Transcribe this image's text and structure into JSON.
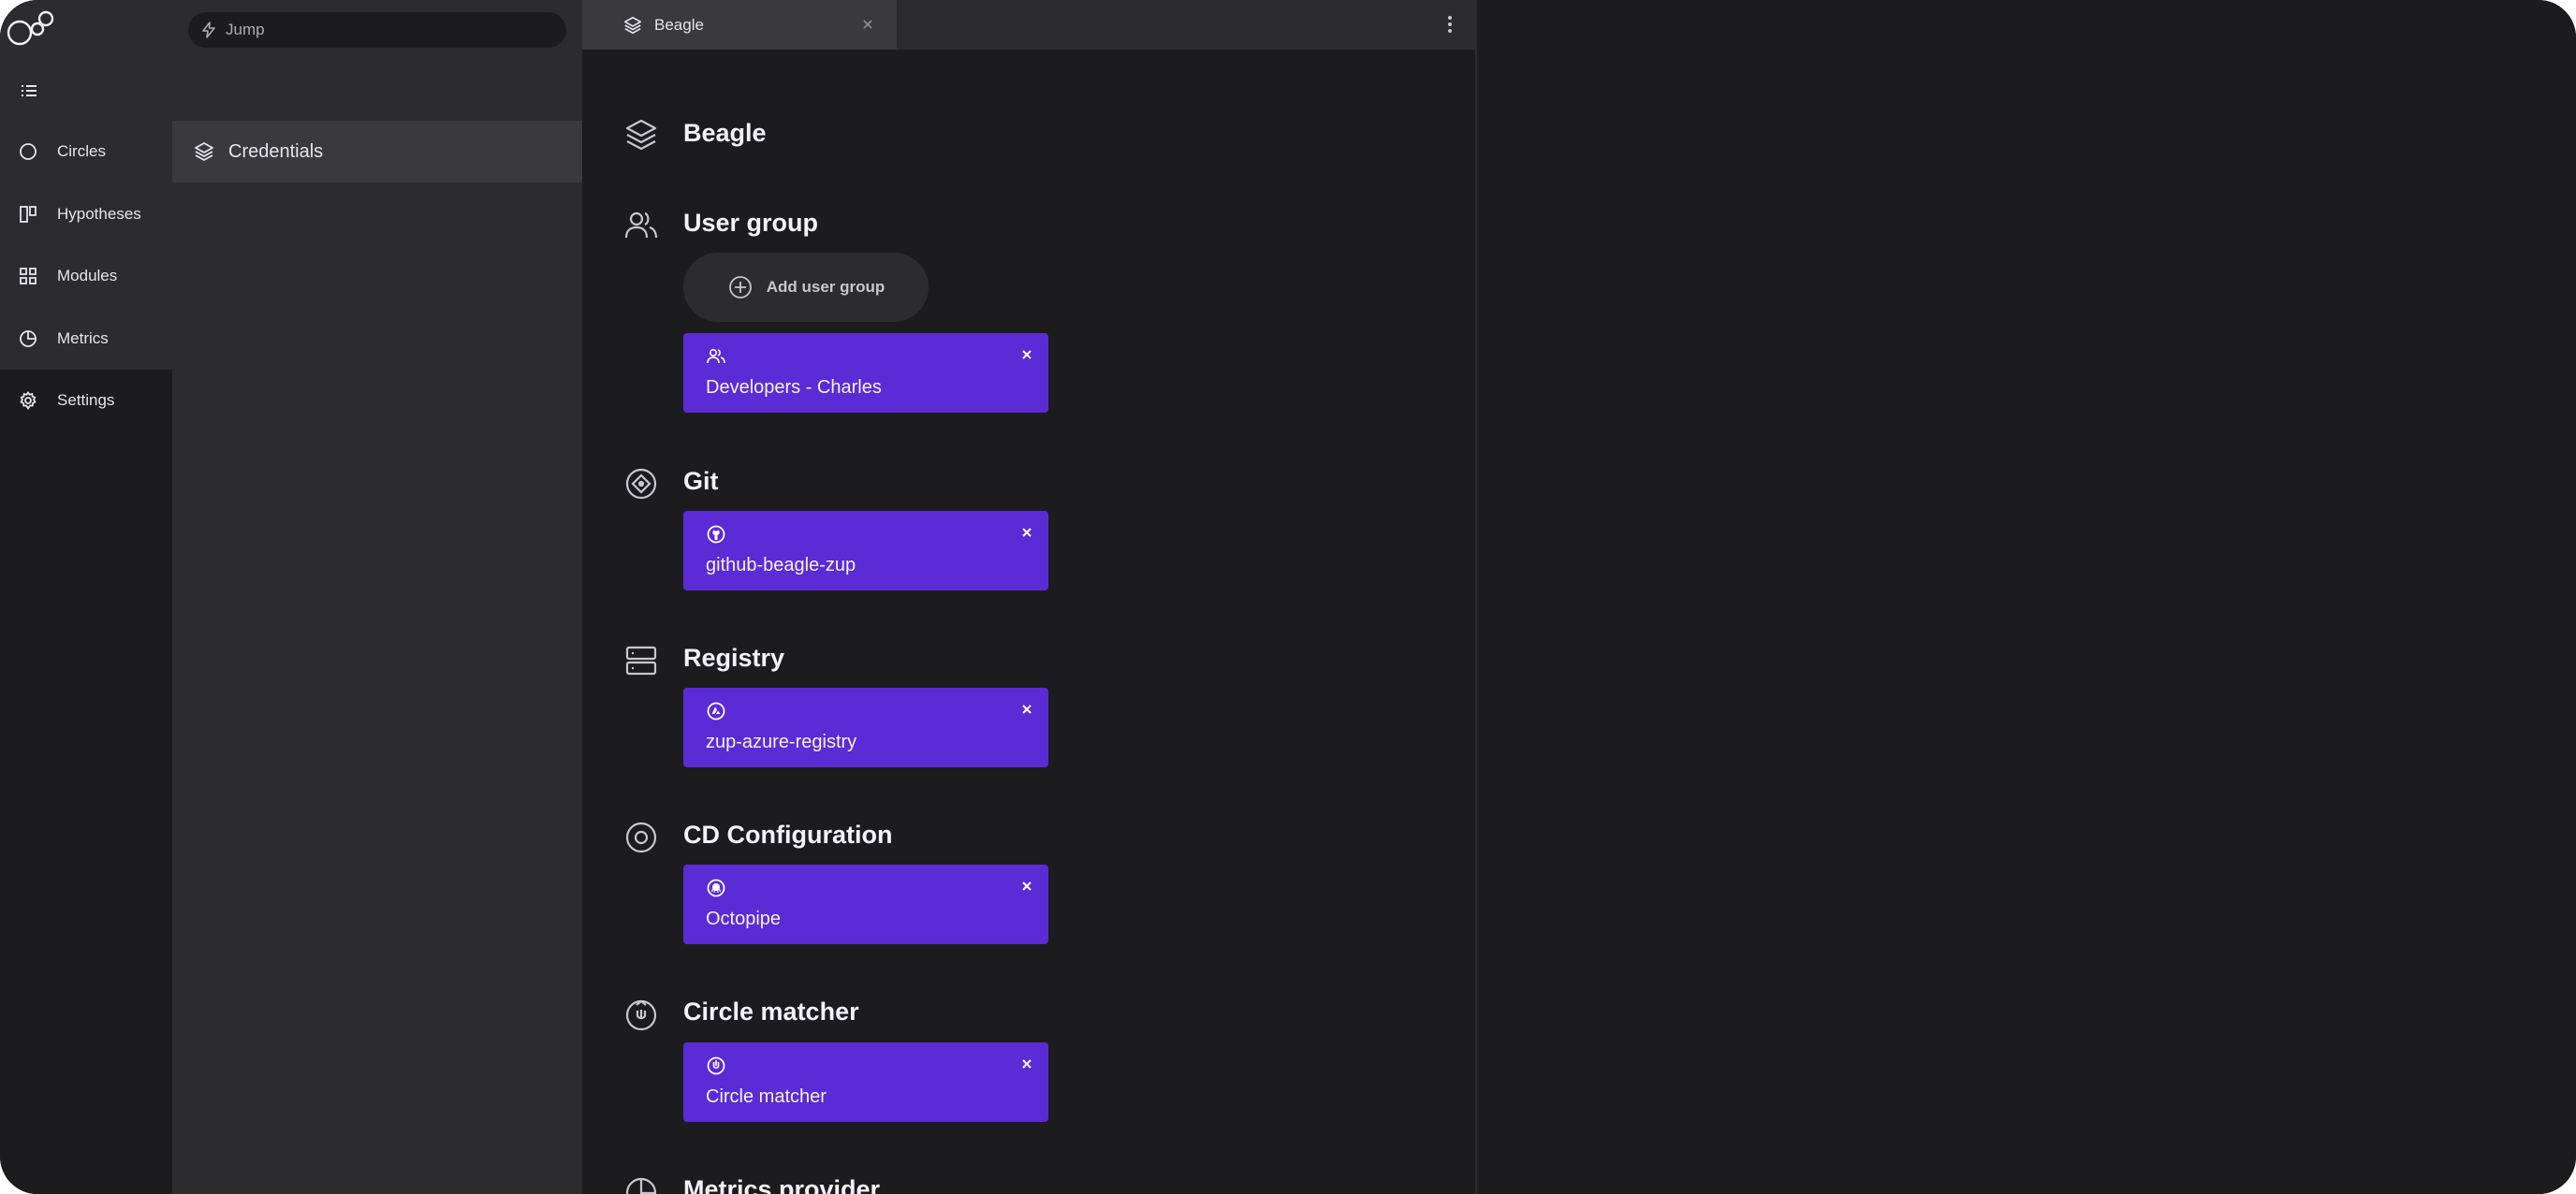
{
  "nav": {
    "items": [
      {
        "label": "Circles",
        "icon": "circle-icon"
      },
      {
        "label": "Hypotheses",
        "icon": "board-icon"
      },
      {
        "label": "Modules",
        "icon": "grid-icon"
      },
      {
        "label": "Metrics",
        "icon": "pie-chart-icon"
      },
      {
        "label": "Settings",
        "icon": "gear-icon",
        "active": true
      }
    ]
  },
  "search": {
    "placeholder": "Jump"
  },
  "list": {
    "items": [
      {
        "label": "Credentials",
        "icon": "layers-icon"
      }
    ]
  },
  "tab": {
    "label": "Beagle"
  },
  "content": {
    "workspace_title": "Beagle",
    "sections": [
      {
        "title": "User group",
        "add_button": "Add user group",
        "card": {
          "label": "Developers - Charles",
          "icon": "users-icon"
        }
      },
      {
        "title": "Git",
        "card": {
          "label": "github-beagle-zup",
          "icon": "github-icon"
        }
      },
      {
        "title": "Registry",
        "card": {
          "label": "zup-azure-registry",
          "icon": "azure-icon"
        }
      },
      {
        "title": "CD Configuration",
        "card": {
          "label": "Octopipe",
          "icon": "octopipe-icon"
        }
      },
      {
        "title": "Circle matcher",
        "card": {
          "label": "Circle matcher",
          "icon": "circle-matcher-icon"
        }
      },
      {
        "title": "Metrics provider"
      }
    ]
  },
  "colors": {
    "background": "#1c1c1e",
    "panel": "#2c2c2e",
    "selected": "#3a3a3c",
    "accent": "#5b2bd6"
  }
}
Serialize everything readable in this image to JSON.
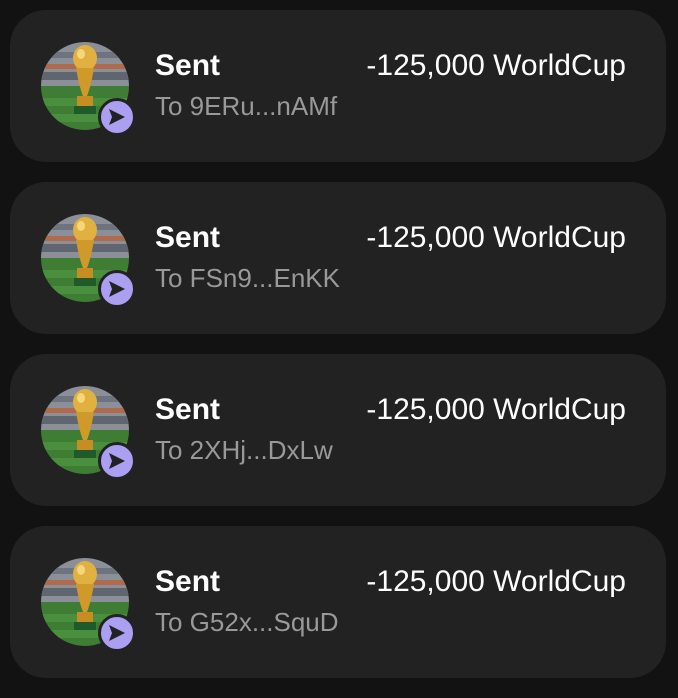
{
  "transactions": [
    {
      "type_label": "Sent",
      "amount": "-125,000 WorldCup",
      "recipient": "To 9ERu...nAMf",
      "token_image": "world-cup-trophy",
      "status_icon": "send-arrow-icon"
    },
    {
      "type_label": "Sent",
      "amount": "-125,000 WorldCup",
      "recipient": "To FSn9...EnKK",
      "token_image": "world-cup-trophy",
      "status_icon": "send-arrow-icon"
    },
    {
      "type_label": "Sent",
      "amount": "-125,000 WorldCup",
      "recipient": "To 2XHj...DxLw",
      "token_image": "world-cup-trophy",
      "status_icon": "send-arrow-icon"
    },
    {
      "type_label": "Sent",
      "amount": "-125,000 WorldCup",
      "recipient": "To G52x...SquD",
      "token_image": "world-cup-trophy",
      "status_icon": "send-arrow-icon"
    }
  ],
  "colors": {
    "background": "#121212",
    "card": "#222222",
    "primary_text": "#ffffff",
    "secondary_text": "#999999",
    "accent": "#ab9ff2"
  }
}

§ **Task to complete**:
Find every line in the entries that includes the word "github", then state how many there are and nothing else.

§ **Correct answer**:
2